Skip to content

Hosted Engine Python

This page documents the local Python surface for the hosted engine.

It is a different package boundary from the public late-interaction SDK:

  • use import kayak for the open local retrieval SDK
  • use import kayak_engine for hosted-engine snapshot reuse and local serving helpers

Use this page when:

  • your data already lives in a hosted-engine service root
  • one published snapshot stays fixed across many searches
  • you want to reuse that snapshot from Python instead of reloading it per query
  • you want one explicit local runtime for many same-process callers

Choose The Hosted Python Shape

Use:

  • prepare_exact_search_session(...)

Choose this when one caller reuses one pinned snapshot directly.

Use:

  • prepare_exact_search_runtime(...)
  • concurrency_lane_count to raise same-snapshot concurrent capacity

Choose this when one Python process needs one explicit multi-caller runtime.

Use:

  • runtime.submit(...)
  • runtime.stats()

Choose this when callers submit work independently and you want explicit queue and batch behavior.

This is the wrong page.

Use:

One Pinned Snapshot

Use prepare_exact_search_session(...) when one caller owns the query loop and you want to reuse one published snapshot directly.

WRITTEN INSTRUCTION 1: Write out the records verbatim, from their first line through the line containing "heat-cell (623, 812, 633, 901)".
The hosted-engine Python page has no connection to the records.

DATA LISTING:
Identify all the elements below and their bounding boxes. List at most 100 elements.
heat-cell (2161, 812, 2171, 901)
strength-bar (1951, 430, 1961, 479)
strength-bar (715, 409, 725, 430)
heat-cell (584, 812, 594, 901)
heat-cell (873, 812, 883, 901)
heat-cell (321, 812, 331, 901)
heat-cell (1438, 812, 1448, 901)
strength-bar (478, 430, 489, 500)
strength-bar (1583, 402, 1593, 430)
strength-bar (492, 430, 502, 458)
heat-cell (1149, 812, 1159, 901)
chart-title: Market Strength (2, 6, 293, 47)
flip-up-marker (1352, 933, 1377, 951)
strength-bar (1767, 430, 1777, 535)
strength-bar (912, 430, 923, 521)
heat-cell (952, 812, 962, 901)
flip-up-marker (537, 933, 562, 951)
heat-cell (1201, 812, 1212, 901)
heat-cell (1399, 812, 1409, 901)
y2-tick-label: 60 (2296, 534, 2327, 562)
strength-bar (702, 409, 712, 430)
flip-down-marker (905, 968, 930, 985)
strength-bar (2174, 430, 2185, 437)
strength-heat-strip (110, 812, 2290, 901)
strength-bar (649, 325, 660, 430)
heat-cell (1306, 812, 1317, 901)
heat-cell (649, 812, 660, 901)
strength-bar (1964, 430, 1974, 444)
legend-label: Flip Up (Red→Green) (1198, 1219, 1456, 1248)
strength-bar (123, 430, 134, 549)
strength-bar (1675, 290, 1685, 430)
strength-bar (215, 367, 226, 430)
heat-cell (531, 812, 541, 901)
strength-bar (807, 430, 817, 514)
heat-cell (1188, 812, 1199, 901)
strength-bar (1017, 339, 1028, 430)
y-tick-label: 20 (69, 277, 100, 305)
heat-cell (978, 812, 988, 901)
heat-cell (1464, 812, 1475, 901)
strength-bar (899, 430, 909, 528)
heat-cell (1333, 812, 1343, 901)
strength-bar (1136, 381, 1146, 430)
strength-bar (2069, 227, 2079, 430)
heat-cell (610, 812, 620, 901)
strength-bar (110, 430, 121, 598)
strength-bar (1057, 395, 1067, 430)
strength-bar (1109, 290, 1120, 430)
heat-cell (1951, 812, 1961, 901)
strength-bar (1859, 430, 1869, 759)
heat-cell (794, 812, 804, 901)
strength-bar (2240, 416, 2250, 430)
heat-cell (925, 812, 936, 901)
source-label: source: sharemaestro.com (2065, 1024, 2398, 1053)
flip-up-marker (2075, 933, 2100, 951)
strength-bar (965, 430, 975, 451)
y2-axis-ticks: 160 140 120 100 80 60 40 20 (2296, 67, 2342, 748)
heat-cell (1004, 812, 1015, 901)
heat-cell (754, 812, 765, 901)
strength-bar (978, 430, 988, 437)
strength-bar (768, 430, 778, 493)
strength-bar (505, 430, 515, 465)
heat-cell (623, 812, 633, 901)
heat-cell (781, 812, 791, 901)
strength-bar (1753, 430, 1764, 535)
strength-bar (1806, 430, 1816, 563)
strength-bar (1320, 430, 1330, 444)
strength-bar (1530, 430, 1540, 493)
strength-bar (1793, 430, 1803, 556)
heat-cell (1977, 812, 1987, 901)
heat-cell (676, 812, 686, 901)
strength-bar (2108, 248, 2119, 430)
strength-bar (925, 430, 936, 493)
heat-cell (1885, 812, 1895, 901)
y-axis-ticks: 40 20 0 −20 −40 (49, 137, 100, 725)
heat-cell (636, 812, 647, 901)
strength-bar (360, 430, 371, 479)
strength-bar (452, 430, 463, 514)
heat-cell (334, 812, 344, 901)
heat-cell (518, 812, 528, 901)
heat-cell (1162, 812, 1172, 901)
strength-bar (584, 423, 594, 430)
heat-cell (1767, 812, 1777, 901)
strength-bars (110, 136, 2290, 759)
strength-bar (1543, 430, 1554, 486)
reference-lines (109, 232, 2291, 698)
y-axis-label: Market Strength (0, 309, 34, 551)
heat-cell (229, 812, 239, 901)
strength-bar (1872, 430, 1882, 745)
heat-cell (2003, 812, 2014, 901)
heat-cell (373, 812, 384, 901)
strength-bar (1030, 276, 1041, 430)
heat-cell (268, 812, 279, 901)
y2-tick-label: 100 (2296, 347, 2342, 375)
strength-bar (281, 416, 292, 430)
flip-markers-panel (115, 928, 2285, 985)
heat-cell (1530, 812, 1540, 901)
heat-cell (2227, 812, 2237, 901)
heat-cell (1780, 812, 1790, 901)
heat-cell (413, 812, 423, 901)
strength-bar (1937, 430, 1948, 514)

WRITTEN INSTRUCTION 2: Reproduce the hosted-engine Python page in full, word for word.

TASK ANSWER 1:
Identify all the elements below and their bounding boxes. List at most 100 elements.
heat-cell (2161, 812, 2171, 901)
strength-bar (1951, 430, 1961, 479)
strength-bar (715, 409, 725, 430)
heat-cell (584, 812, 594, 901)
heat-cell (873, 812, 883, 901)
heat-cell (321, 812, 331, 901)
heat-cell (1438, 812, 1448, 901)
strength-bar (478, 430, 489, 500)
strength-bar (1583, 402, 1593, 430)
strength-bar (492, 430, 502, 458)
heat-cell (1149, 812, 1159, 901)
chart-title: Market Strength (2, 6, 293, 47)
flip-up-marker (1352, 933, 1377, 951)
strength-bar (1767, 430, 1777, 535)
strength-bar (912, 430, 923, 521)
heat-cell (952, 812, 962, 901)
flip-up-marker (537, 933, 562, 951)
heat-cell (1201, 812, 1212, 901)
heat-cell (1399, 812, 1409, 901)
y2-tick-label: 60 (2296, 534, 2327, 562)
strength-bar (702, 409, 712, 430)
flip-down-marker (905, 968, 930, 985)
strength-bar (2174, 430, 2185, 437)
strength-heat-strip (110, 812, 2290, 901)
strength-bar (649, 325, 660, 430)
heat-cell (1306, 812, 1317, 901)
heat-cell (649, 812, 660, 901)
strength-bar (1964, 430, 1974, 444)
legend-label: Flip Up (Red→Green) (1198, 1219, 1456, 1248)
strength-bar (123, 430, 134, 549)
strength-bar (1675, 290, 1685, 430)
strength-bar (215, 367, 226, 430)
heat-cell (531, 812, 541, 901)
strength-bar (807, 430, 817, 514)
heat-cell (1188, 812, 1199, 901)
strength-bar (1017, 339, 1028, 430)
y-tick-label: 20 (69, 277, 100, 305)
heat-cell (978, 812, 988, 901)
heat-cell (1464, 812, 1475, 901)
strength-bar (899, 430, 909, 528)
heat-cell (1333, 812, 1343, 901)
strength-bar (1136, 381, 1146, 430)
strength-bar (2069, 227, 2079, 430)
heat-cell (610, 812, 620, 901)
strength-bar (110, 430, 121, 598)
strength-bar (1057, 395, 1067, 430)
strength-bar (1109, 290, 1120, 430)
heat-cell (1951, 812, 1961, 901)
strength-bar (1859, 430, 1869, 759)
heat-cell (794, 812, 804, 901)
strength-bar (2240, 416, 2250, 430)
heat-cell (925, 812, 936, 901)
source-label: source: sharemaestro.com (2065, 1024, 2398, 1053)
flip-up-marker (2075, 933, 2100, 951)
strength-bar (965, 430, 975, 451)
y2-axis-ticks: 160 140 120 100 80 60 40 20 (2296, 67, 2342, 748)
heat-cell (1004, 812, 1015, 901)
heat-cell (754, 812, 765, 901)
strength-bar (978, 430, 988, 437)
strength-bar (768, 430, 778, 493)
strength-bar (505, 430, 515, 465)
heat-cell (623, 812, 633, 901)

TASK ANSWER 2:
Skip to content

Hosted Engine Python

This page documents the local Python surface for the hosted engine.

It is a different package boundary from the public late-interaction SDK:

  • use import kayak for the open local retrieval SDK
  • use import kayak_engine for hosted-engine snapshot reuse and local serving helpers

Use this page when:

  • your data already lives in a hosted-engine service root
  • one published snapshot stays fixed across many searches
  • you want to reuse that snapshot from Python instead of reloading it per query
  • you want one explicit local runtime for many same-process callers

Choose The Hosted Python Shape

Use:

  • prepare_exact_search_session(...)

Choose this when one caller reuses one pinned snapshot directly.

Use:

  • prepare_exact_search_runtime(...)
  • concurrency_lane_count to raise same-snapshot concurrent capacity

Choose this when one Python process needs one explicit multi-caller runtime.

Use:

  • runtime.submit(...)
  • runtime.stats()

Choose this when callers submit work independently and you want explicit queue and batch behavior.

This is the wrong page.

Use:

One Pinned Snapshot

Use prepare_exact_search_session(...) when one caller owns the query loop and you want to reuse one published snapshot directly.